>> begin SOURCE MATERIAL

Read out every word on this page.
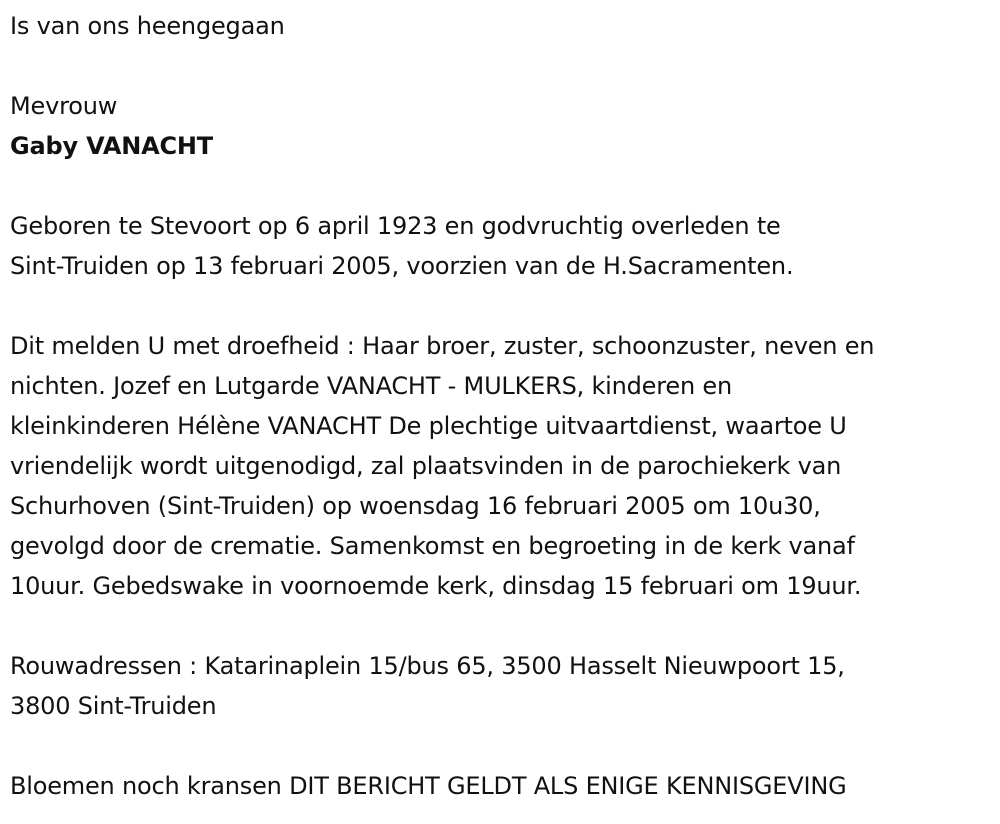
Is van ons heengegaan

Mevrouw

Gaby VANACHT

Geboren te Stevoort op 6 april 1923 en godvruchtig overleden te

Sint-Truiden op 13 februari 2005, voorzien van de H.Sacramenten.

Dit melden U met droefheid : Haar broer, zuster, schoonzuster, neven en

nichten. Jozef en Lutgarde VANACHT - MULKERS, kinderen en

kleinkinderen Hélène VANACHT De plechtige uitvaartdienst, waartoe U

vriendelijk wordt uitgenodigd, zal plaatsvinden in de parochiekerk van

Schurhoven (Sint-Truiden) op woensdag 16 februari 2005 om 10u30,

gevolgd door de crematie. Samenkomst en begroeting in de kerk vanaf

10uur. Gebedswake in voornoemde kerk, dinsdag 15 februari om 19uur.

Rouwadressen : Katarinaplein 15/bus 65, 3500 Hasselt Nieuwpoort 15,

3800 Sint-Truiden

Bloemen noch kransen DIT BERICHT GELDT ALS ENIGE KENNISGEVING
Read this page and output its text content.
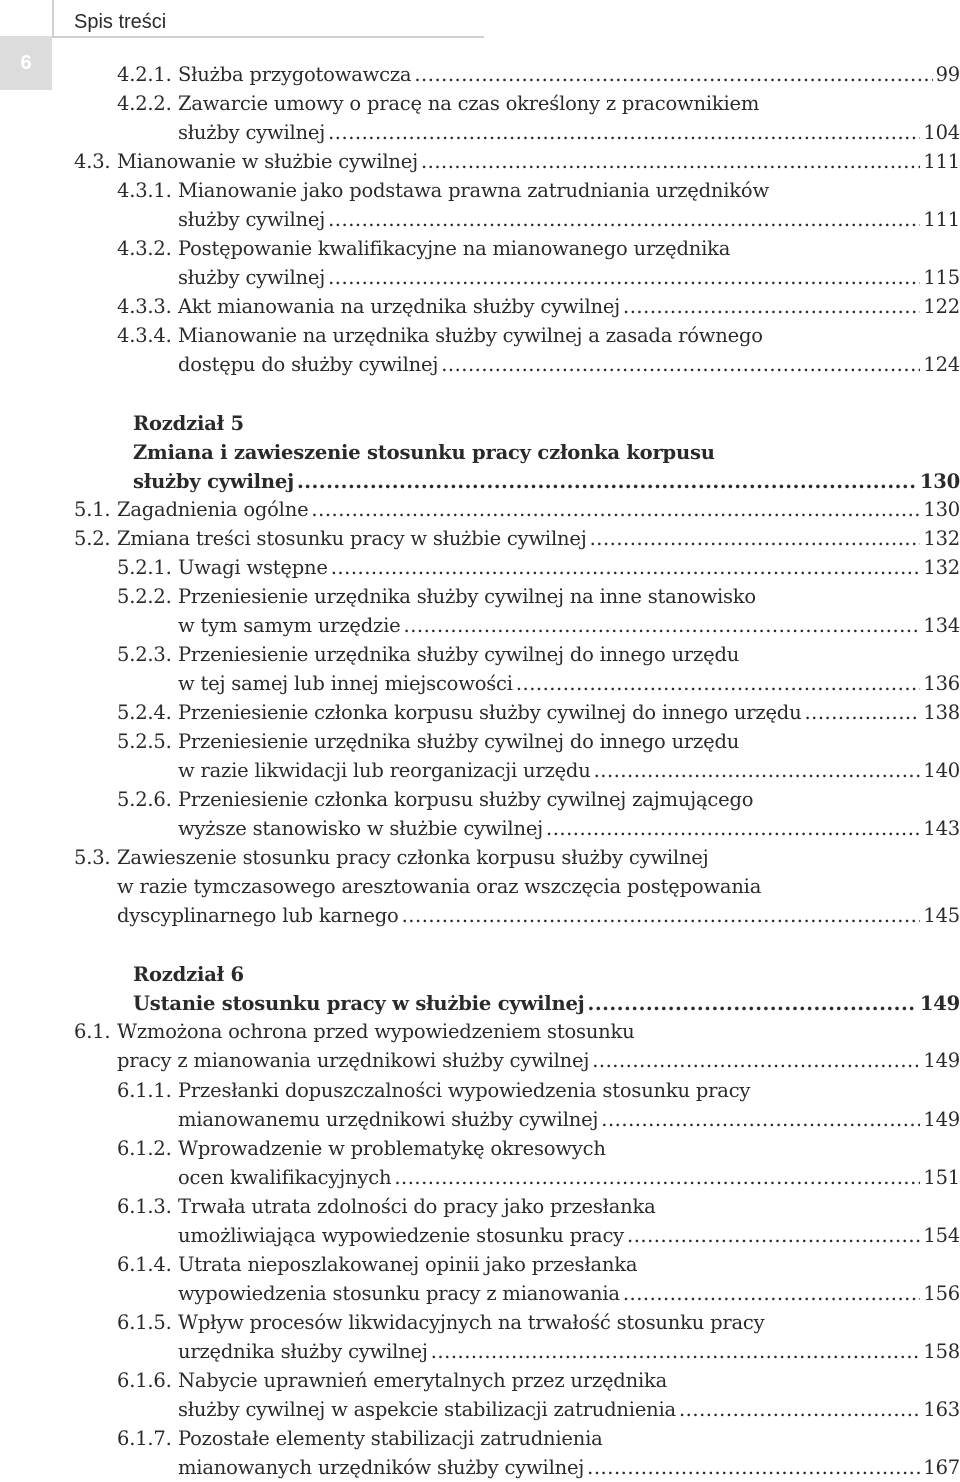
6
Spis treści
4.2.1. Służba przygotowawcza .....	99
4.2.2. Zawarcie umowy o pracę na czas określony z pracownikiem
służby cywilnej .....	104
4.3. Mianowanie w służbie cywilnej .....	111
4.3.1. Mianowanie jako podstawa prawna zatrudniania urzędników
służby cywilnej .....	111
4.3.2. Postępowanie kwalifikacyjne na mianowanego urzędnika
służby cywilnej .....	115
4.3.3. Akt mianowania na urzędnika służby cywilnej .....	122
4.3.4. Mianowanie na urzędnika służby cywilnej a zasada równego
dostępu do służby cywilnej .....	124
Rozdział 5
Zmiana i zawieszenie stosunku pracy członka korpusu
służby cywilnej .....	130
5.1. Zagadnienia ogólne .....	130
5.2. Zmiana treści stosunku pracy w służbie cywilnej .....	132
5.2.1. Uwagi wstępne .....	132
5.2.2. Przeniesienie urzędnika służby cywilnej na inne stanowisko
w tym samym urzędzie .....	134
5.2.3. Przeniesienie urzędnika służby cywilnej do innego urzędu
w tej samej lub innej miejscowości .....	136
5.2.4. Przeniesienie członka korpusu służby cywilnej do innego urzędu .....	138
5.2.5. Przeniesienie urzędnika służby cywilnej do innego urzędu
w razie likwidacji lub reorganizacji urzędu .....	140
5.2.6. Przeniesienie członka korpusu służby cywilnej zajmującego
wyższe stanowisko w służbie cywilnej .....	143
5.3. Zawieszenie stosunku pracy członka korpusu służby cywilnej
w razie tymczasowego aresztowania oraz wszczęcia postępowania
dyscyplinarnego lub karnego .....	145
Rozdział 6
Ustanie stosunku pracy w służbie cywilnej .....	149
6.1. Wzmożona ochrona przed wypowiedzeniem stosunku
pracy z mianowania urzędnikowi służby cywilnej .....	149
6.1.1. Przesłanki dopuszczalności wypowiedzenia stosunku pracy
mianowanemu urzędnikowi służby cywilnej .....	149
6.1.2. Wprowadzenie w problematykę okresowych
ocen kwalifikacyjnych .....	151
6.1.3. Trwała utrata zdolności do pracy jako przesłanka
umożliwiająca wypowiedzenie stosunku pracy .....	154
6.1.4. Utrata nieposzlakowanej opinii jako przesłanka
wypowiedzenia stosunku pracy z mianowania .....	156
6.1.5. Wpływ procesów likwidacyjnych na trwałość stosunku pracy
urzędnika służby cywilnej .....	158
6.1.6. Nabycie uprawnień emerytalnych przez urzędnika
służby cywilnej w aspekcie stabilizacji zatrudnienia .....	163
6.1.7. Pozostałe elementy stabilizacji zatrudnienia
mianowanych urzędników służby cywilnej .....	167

>> end SOURCE MATERIAL

▶ _WHAT YOU HAVE TO DO_: Filter out every line that lacks the word "Truiden", and copy the rest.

▶ _ANSWER TO THE EXERCISE_:
Sint-Truiden op 13 februari 2005, voorzien van de H.Sacramenten.
Schurhoven (Sint-Truiden) op woensdag 16 februari 2005 om 10u30,
3800 Sint-Truiden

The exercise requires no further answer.